Exercise description
Find how many lines contain the word "hiding" and state that number alone.

Information provided
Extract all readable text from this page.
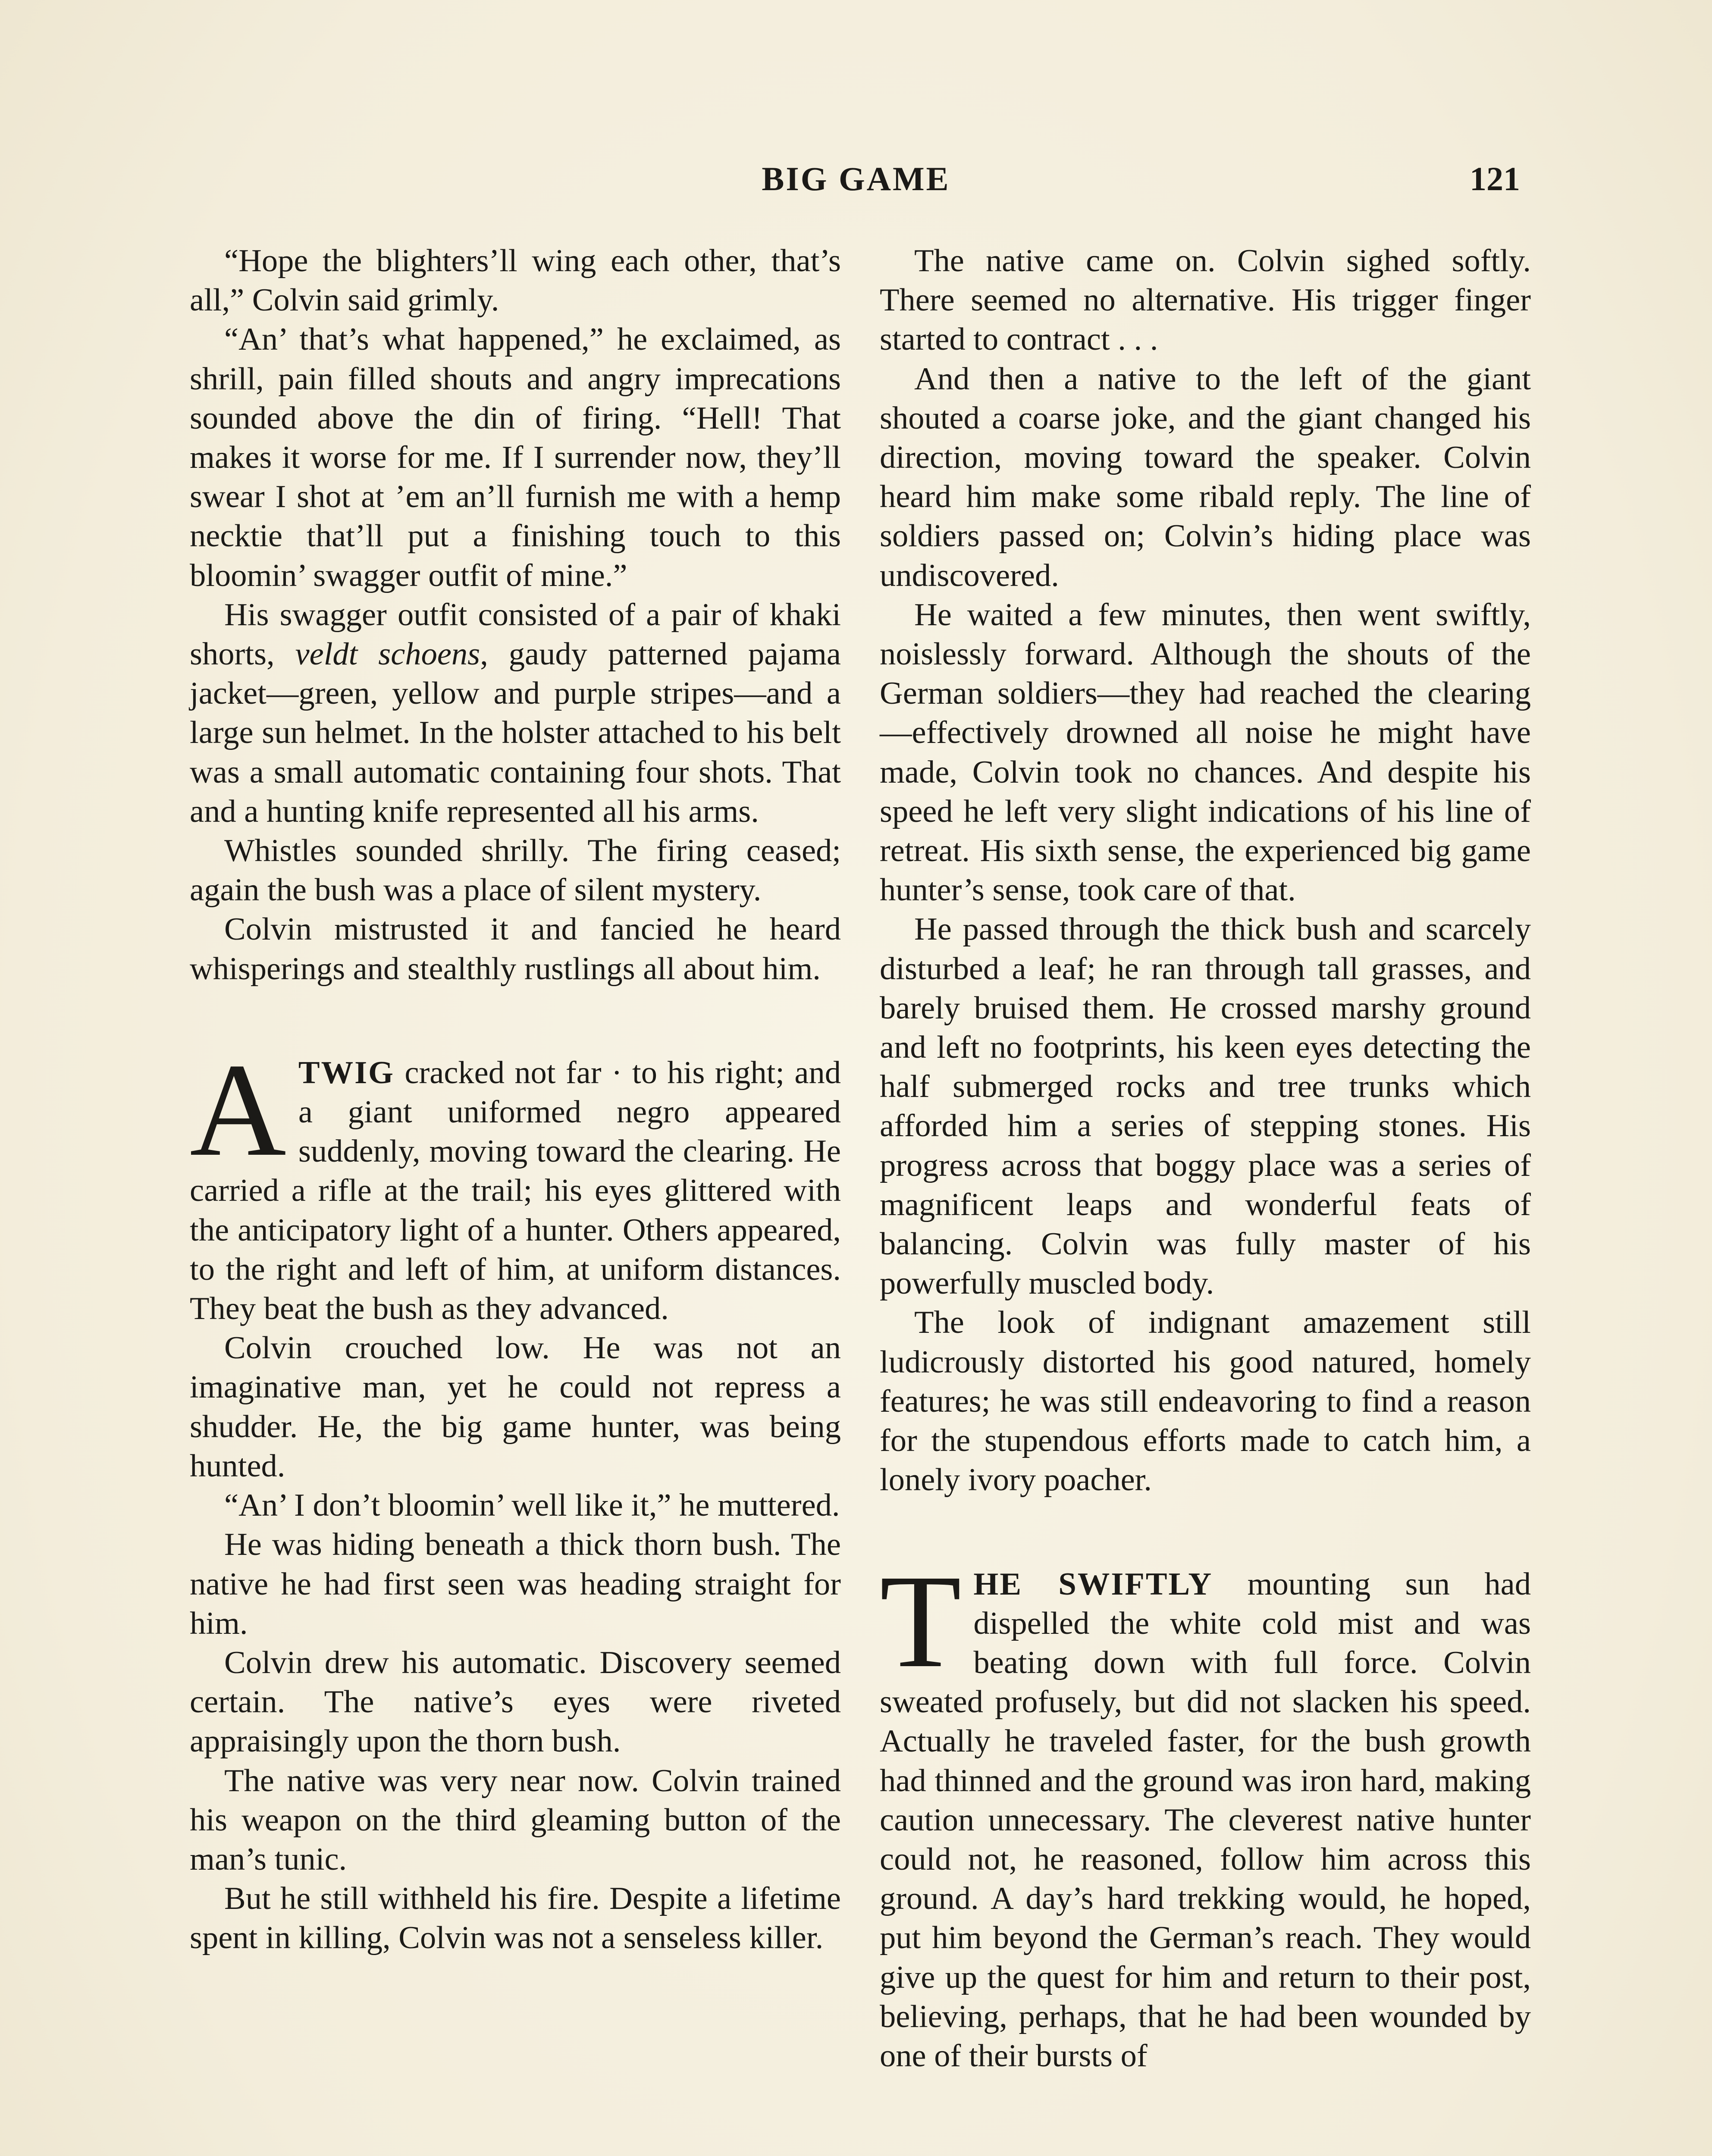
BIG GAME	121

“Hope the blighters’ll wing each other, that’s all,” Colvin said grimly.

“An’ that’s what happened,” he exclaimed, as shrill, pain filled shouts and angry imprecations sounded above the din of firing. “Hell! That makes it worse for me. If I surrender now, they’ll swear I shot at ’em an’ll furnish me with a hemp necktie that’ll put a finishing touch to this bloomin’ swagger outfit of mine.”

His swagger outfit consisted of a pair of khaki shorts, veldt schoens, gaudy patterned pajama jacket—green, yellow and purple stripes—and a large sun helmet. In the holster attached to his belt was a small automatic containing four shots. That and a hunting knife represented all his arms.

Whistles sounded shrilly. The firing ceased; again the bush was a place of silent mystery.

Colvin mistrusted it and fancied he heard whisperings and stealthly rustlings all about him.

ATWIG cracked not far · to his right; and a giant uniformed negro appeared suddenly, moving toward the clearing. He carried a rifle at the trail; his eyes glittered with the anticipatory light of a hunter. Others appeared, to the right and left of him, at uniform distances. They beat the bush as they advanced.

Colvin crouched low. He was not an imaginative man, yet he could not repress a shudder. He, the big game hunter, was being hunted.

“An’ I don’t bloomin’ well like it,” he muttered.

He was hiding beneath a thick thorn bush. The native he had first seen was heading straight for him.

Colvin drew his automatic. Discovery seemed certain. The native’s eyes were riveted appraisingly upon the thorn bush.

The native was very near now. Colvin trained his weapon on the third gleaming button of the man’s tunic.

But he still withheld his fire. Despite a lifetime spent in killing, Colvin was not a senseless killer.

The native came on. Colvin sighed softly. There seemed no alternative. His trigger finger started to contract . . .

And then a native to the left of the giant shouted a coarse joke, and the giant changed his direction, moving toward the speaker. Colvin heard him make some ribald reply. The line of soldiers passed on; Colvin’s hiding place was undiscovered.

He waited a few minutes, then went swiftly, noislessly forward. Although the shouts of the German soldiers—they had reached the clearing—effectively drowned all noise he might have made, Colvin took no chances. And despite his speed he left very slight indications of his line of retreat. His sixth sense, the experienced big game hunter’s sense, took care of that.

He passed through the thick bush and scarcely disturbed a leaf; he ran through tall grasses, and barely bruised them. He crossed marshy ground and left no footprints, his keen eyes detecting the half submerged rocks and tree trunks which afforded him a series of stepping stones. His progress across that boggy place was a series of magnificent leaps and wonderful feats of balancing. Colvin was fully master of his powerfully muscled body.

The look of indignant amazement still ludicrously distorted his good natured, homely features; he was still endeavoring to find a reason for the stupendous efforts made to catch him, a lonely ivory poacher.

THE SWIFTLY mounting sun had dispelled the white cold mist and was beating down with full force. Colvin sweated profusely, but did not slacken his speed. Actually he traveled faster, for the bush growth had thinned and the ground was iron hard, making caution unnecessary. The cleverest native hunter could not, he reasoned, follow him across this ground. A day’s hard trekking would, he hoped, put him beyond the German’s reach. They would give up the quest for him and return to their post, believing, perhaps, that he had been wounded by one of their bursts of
==
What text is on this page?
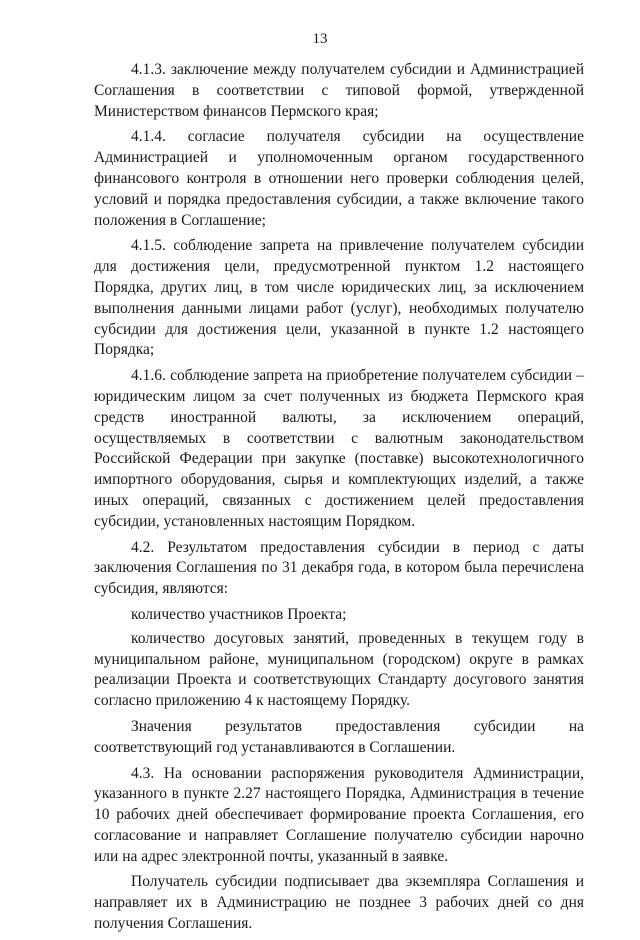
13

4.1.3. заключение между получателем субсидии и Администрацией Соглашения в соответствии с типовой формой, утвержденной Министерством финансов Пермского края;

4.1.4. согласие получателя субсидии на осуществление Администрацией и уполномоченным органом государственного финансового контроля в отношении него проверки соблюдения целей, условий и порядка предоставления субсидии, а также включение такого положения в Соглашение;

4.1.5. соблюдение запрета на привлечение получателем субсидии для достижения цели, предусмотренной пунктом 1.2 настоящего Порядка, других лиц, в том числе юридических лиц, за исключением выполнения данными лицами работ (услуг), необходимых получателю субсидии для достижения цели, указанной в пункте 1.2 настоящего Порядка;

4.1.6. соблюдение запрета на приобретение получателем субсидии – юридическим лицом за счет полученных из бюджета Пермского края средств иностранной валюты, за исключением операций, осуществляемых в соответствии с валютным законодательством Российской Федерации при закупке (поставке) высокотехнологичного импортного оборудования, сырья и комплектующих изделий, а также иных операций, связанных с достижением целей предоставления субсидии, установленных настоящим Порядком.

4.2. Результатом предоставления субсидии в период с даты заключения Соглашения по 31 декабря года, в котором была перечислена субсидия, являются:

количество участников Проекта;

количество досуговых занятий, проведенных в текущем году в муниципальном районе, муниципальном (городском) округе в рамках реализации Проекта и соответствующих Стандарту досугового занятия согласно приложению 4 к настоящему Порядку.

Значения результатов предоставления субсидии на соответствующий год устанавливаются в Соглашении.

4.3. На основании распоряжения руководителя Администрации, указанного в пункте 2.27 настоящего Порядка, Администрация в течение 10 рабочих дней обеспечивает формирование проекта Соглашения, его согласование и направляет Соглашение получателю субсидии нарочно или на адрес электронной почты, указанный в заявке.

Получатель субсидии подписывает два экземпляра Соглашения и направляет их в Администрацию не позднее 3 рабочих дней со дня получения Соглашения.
---
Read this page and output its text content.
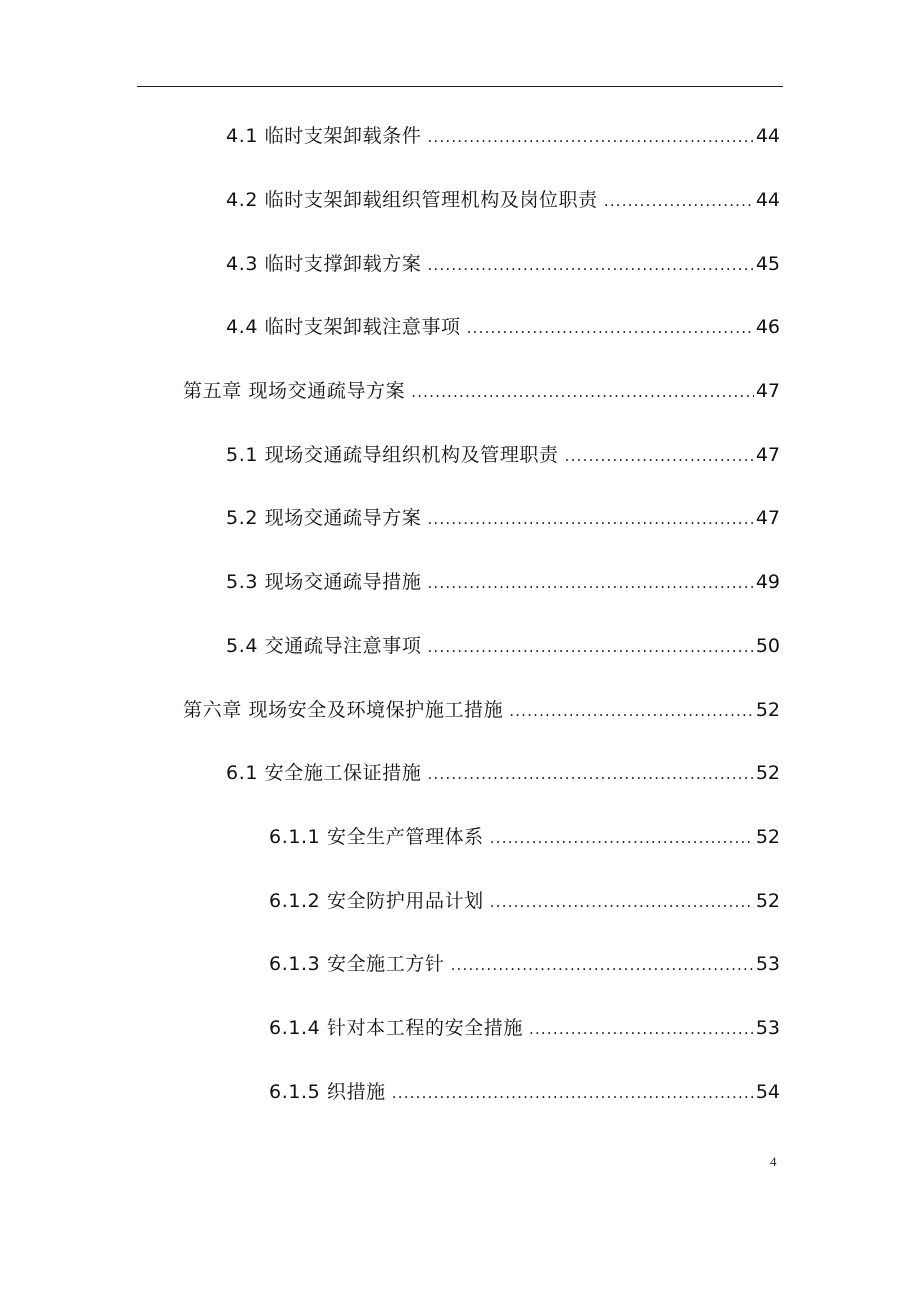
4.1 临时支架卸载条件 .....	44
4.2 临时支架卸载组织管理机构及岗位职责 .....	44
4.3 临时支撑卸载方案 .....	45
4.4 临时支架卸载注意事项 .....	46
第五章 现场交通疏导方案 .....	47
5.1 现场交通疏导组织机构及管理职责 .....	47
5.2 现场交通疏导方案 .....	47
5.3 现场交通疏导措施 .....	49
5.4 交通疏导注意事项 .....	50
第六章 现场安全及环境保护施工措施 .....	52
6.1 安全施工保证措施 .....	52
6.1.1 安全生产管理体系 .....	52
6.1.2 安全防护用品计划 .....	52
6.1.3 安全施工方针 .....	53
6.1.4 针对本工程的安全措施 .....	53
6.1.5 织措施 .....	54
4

Answer to this problem
2